Work to do — Reproduce the full listing that appears beneath this instruction exactly.

── Given data

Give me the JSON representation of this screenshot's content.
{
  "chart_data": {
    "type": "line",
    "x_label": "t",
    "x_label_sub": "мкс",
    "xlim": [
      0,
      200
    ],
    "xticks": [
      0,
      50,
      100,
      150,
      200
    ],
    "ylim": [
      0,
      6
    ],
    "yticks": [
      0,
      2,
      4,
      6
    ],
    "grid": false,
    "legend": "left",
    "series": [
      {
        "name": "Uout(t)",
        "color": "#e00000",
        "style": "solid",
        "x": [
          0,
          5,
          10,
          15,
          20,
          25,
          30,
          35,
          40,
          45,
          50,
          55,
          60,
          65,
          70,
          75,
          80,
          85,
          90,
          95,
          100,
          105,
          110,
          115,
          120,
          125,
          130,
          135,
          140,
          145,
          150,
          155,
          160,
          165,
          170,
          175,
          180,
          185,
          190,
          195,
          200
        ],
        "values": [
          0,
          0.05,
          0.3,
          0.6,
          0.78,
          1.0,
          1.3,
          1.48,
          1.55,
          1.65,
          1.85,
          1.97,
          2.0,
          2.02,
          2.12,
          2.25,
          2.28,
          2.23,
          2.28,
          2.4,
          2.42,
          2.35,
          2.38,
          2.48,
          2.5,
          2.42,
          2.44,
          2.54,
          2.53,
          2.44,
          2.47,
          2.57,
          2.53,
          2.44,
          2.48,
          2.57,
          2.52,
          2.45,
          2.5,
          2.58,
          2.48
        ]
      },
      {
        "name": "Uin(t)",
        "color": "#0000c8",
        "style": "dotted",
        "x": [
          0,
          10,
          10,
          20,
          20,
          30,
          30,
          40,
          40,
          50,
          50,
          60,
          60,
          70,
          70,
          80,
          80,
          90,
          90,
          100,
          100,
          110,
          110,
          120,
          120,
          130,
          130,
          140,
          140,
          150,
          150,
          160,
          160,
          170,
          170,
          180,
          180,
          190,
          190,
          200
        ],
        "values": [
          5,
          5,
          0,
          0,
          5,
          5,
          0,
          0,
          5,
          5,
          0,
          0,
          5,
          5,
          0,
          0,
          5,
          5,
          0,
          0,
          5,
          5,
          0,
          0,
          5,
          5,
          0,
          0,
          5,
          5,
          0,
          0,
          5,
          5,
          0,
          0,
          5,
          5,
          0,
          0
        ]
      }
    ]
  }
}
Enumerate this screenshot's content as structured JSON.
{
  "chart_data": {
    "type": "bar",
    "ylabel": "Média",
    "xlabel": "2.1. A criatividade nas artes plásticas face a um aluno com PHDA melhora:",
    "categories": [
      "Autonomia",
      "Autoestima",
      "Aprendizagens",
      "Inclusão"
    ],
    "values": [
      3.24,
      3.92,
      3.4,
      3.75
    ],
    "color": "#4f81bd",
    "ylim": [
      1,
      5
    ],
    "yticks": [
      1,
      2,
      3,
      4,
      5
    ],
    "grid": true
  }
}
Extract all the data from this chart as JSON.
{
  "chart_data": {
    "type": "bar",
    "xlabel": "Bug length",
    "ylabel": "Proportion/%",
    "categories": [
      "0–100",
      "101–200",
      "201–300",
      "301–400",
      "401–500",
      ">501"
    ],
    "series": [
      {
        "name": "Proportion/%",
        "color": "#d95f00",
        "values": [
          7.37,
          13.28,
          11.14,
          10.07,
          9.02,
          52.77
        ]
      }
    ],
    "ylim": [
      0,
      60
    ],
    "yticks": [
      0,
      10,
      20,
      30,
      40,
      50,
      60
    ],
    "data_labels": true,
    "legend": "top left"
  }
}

────

Output for this exercise —
Give me the JSON representation of this screenshot's content.
{
  "chart_data": {
    "type": "line",
    "x_label": "t",
    "x_label_sub": "мкс",
    "xlim": [
      0,
      200
    ],
    "xticks": [
      0,
      50,
      100,
      150,
      200
    ],
    "ylim": [
      0,
      6
    ],
    "yticks": [
      0,
      2,
      4,
      6
    ],
    "grid": false,
    "legend": "left",
    "series": [
      {
        "name": "Uout(t)",
        "color": "#e00000",
        "style": "solid",
        "x": [
          0,
          5,
          10,
          15,
          20,
          25,
          30,
          35,
          40,
          45,
          50,
          55,
          60,
          65,
          70,
          75,
          80,
          85,
          90,
          95,
          100,
          105,
          110,
          115,
          120,
          125,
          130,
          135,
          140,
          145,
          150,
          155,
          160,
          165,
          170,
          175,
          180,
          185,
          190,
          195,
          200
        ],
        "values": [
          0,
          0.05,
          0.3,
          0.6,
          0.78,
          1.0,
          1.3,
          1.48,
          1.55,
          1.65,
          1.85,
          1.97,
          2.0,
          2.02,
          2.12,
          2.25,
          2.28,
          2.23,
          2.28,
          2.4,
          2.42,
          2.35,
          2.38,
          2.48,
          2.5,
          2.42,
          2.44,
          2.54,
          2.53,
          2.44,
          2.47,
          2.57,
          2.53,
          2.44,
          2.48,
          2.57,
          2.52,
          2.45,
          2.5,
          2.58,
          2.48
        ]
      },
      {
        "name": "Uin(t)",
        "color": "#0000c8",
        "style": "dotted",
        "x": [
          0,
          10,
          10,
          20,
          20,
          30,
          30,
          40,
          40,
          50,
          50,
          60,
          60,
          70,
          70,
          80,
          80,
          90,
          90,
          100,
          100,
          110,
          110,
          120,
          120,
          130,
          130,
          140,
          140,
          150,
          150,
          160,
          160,
          170,
          170,
          180,
          180,
          190,
          190,
          200
        ],
        "values": [
          5,
          5,
          0,
          0,
          5,
          5,
          0,
          0,
          5,
          5,
          0,
          0,
          5,
          5,
          0,
          0,
          5,
          5,
          0,
          0,
          5,
          5,
          0,
          0,
          5,
          5,
          0,
          0,
          5,
          5,
          0,
          0,
          5,
          5,
          0,
          0,
          5,
          5,
          0,
          0
        ]
      }
    ]
  }
}
Enumerate this screenshot's content as structured JSON.
{
  "chart_data": {
    "type": "bar",
    "ylabel": "Média",
    "xlabel": "2.1. A criatividade nas artes plásticas face a um aluno com PHDA melhora:",
    "categories": [
      "Autonomia",
      "Autoestima",
      "Aprendizagens",
      "Inclusão"
    ],
    "values": [
      3.24,
      3.92,
      3.4,
      3.75
    ],
    "color": "#4f81bd",
    "ylim": [
      1,
      5
    ],
    "yticks": [
      1,
      2,
      3,
      4,
      5
    ],
    "grid": true
  }
}
Extract all the data from this chart as JSON.
{
  "chart_data": {
    "type": "bar",
    "xlabel": "Bug length",
    "ylabel": "Proportion/%",
    "categories": [
      "0–100",
      "101–200",
      "201–300",
      "301–400",
      "401–500",
      ">501"
    ],
    "series": [
      {
        "name": "Proportion/%",
        "color": "#d95f00",
        "values": [
          7.37,
          13.28,
          11.14,
          10.07,
          9.02,
          52.77
        ]
      }
    ],
    "ylim": [
      0,
      60
    ],
    "yticks": [
      0,
      10,
      20,
      30,
      40,
      50,
      60
    ],
    "data_labels": true,
    "legend": "top left"
  }
}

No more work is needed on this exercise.